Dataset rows
** BEGIN **

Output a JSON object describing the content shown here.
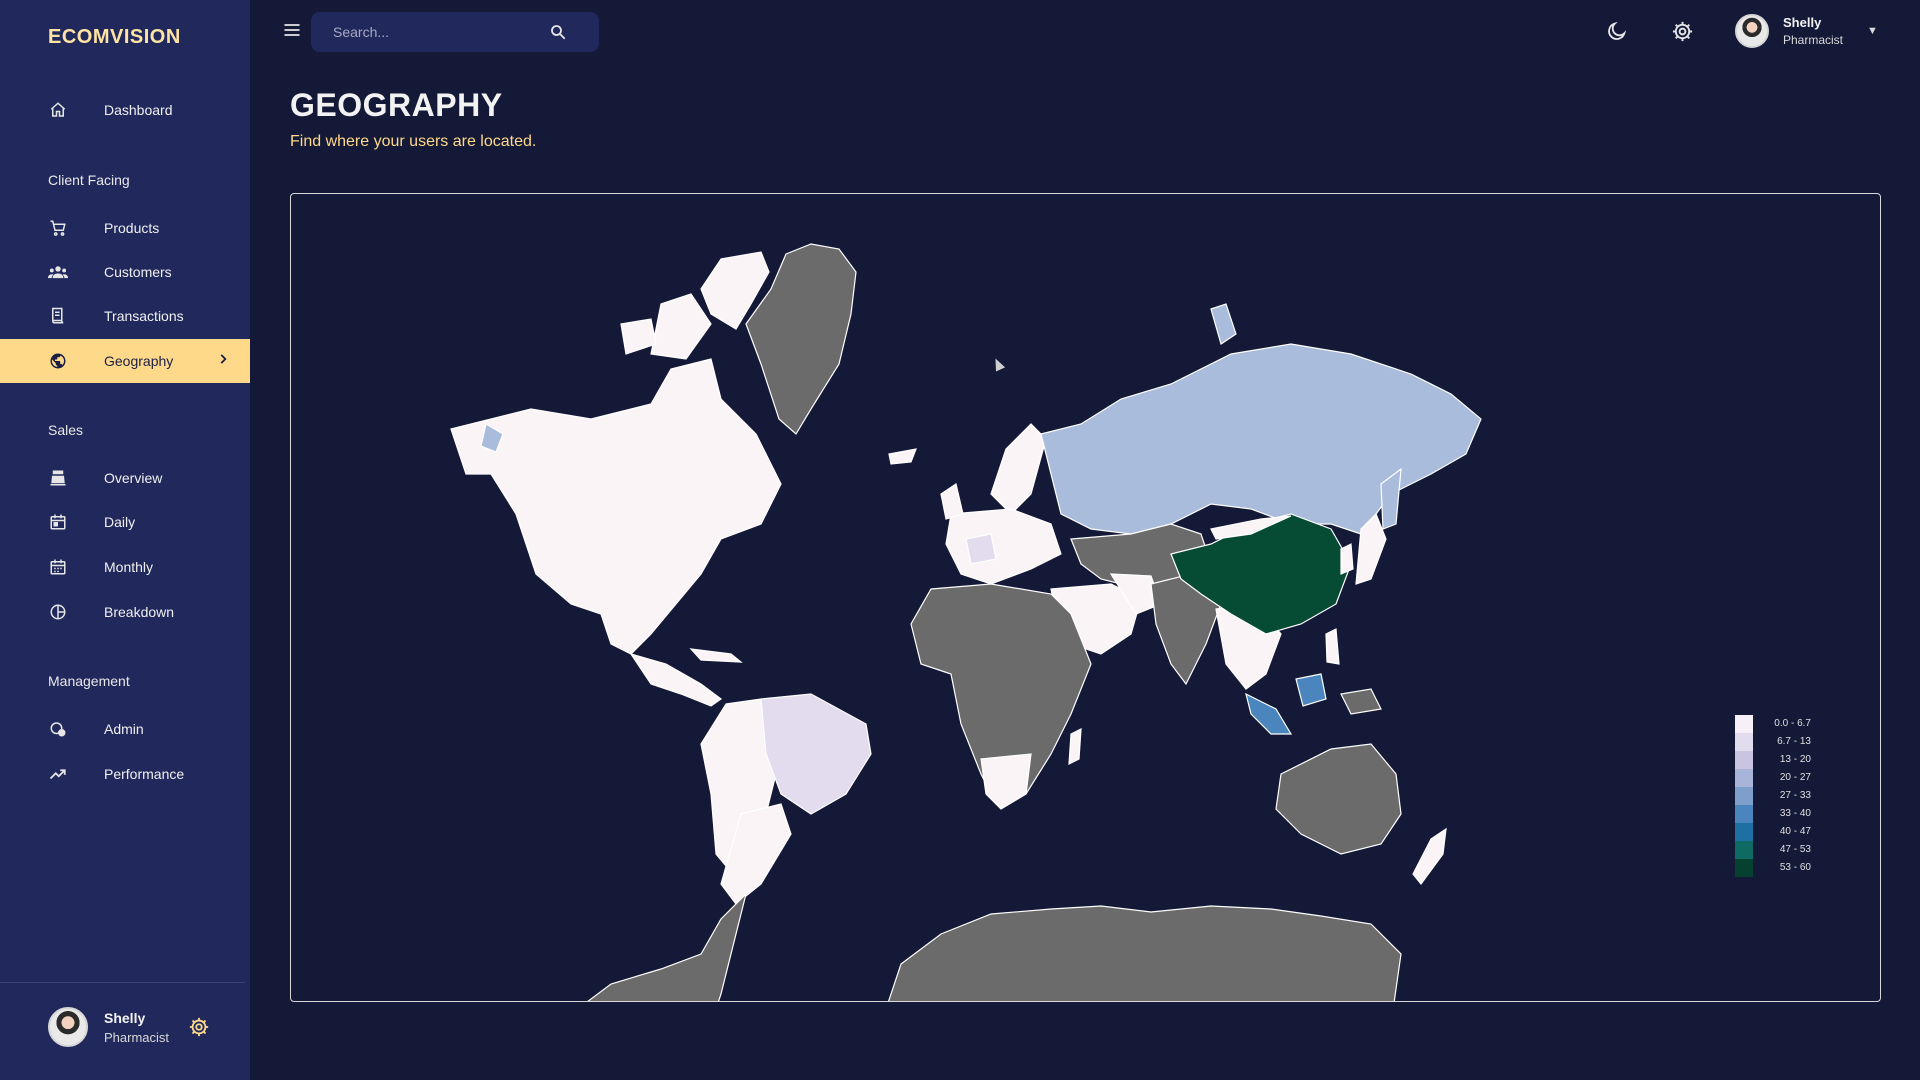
{
  "app": {
    "brand": "ECOMVISION"
  },
  "sidebar": {
    "sections": [
      {
        "label": "Client Facing"
      },
      {
        "label": "Sales"
      },
      {
        "label": "Management"
      }
    ],
    "items": [
      {
        "label": "Dashboard",
        "icon": "home-icon"
      },
      {
        "label": "Products",
        "icon": "shopping-cart-icon"
      },
      {
        "label": "Customers",
        "icon": "groups-icon"
      },
      {
        "label": "Transactions",
        "icon": "receipt-icon"
      },
      {
        "label": "Geography",
        "icon": "globe-icon",
        "active": true
      },
      {
        "label": "Overview",
        "icon": "point-of-sale-icon"
      },
      {
        "label": "Daily",
        "icon": "calendar-day-icon"
      },
      {
        "label": "Monthly",
        "icon": "calendar-month-icon"
      },
      {
        "label": "Breakdown",
        "icon": "pie-chart-icon"
      },
      {
        "label": "Admin",
        "icon": "admin-icon"
      },
      {
        "label": "Performance",
        "icon": "trending-up-icon"
      }
    ],
    "user": {
      "name": "Shelly",
      "role": "Pharmacist"
    }
  },
  "topbar": {
    "search_placeholder": "Search...",
    "user": {
      "name": "Shelly",
      "role": "Pharmacist"
    },
    "icons": [
      "menu-icon",
      "search-icon",
      "dark-mode-icon",
      "settings-icon",
      "arrow-drop-down-icon"
    ]
  },
  "header": {
    "title": "GEOGRAPHY",
    "subtitle": "Find where your users are located."
  },
  "map": {
    "legend": [
      {
        "label": "0.0 - 6.7",
        "color": "#f7f0f8"
      },
      {
        "label": "6.7 - 13",
        "color": "#e2dcee"
      },
      {
        "label": "13 - 20",
        "color": "#c9c4e0"
      },
      {
        "label": "20 - 27",
        "color": "#a9b4d9"
      },
      {
        "label": "27 - 33",
        "color": "#7e9fcc"
      },
      {
        "label": "33 - 40",
        "color": "#4a86bd"
      },
      {
        "label": "40 - 47",
        "color": "#1f6fa3"
      },
      {
        "label": "47 - 53",
        "color": "#0f6a64"
      },
      {
        "label": "53 - 60",
        "color": "#06412f"
      }
    ],
    "colors": {
      "none": "#6b6b6b",
      "low": "#fbf4f7",
      "lavender": "#e2dcee",
      "russia": "#a9bcdb",
      "china": "#064b34",
      "indonesia": "#4a86bd"
    }
  }
}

** END **

The material above must be printed exactly, with its pictures left out.

Task solution:
Output a JSON object describing the content shown here.
{
  "app": {
    "brand": "ECOMVISION"
  },
  "sidebar": {
    "sections": [
      {
        "label": "Client Facing"
      },
      {
        "label": "Sales"
      },
      {
        "label": "Management"
      }
    ],
    "items": [
      {
        "label": "Dashboard",
        "icon": "home-icon"
      },
      {
        "label": "Products",
        "icon": "shopping-cart-icon"
      },
      {
        "label": "Customers",
        "icon": "groups-icon"
      },
      {
        "label": "Transactions",
        "icon": "receipt-icon"
      },
      {
        "label": "Geography",
        "icon": "globe-icon",
        "active": true
      },
      {
        "label": "Overview",
        "icon": "point-of-sale-icon"
      },
      {
        "label": "Daily",
        "icon": "calendar-day-icon"
      },
      {
        "label": "Monthly",
        "icon": "calendar-month-icon"
      },
      {
        "label": "Breakdown",
        "icon": "pie-chart-icon"
      },
      {
        "label": "Admin",
        "icon": "admin-icon"
      },
      {
        "label": "Performance",
        "icon": "trending-up-icon"
      }
    ],
    "user": {
      "name": "Shelly",
      "role": "Pharmacist"
    }
  },
  "topbar": {
    "search_placeholder": "Search...",
    "user": {
      "name": "Shelly",
      "role": "Pharmacist"
    },
    "icons": [
      "menu-icon",
      "search-icon",
      "dark-mode-icon",
      "settings-icon",
      "arrow-drop-down-icon"
    ]
  },
  "header": {
    "title": "GEOGRAPHY",
    "subtitle": "Find where your users are located."
  },
  "map": {
    "legend": [
      {
        "label": "0.0 - 6.7",
        "color": "#f7f0f8"
      },
      {
        "label": "6.7 - 13",
        "color": "#e2dcee"
      },
      {
        "label": "13 - 20",
        "color": "#c9c4e0"
      },
      {
        "label": "20 - 27",
        "color": "#a9b4d9"
      },
      {
        "label": "27 - 33",
        "color": "#7e9fcc"
      },
      {
        "label": "33 - 40",
        "color": "#4a86bd"
      },
      {
        "label": "40 - 47",
        "color": "#1f6fa3"
      },
      {
        "label": "47 - 53",
        "color": "#0f6a64"
      },
      {
        "label": "53 - 60",
        "color": "#06412f"
      }
    ],
    "colors": {
      "none": "#6b6b6b",
      "low": "#fbf4f7",
      "lavender": "#e2dcee",
      "russia": "#a9bcdb",
      "china": "#064b34",
      "indonesia": "#4a86bd"
    }
  }
}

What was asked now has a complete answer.